### WRITTEN INSTRUCTION
Gather every line of the entries that includes the word "Displacement".

====== RECORD LIST ======

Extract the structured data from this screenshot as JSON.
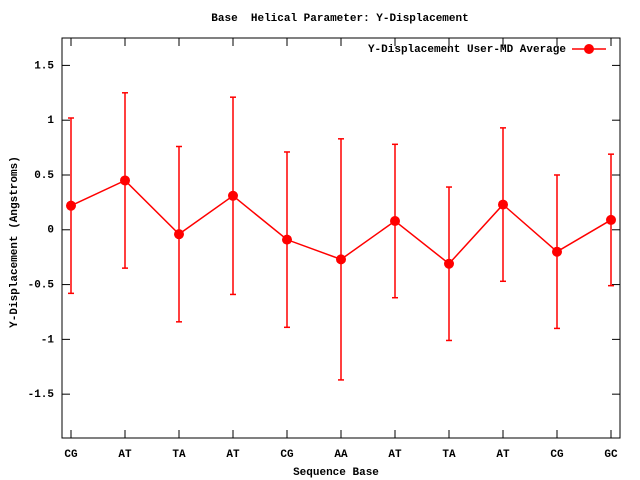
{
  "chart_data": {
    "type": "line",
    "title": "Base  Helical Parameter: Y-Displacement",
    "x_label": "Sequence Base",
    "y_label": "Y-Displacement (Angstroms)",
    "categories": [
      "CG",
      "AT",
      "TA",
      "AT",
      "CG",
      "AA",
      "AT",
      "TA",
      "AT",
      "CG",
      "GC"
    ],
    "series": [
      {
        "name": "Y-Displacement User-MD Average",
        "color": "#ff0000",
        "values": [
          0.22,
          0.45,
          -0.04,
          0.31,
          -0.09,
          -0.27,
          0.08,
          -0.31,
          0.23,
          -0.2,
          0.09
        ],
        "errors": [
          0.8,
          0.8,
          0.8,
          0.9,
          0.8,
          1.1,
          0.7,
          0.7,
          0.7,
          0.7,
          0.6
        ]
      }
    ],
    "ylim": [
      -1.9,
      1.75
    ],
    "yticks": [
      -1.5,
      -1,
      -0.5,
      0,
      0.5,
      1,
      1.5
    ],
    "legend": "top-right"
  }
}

======

### THE OUTPUT
    "title": "Base  Helical Parameter: Y-Displacement",
    "y_label": "Y-Displacement (Angstroms)",
        "name": "Y-Displacement User-MD Average",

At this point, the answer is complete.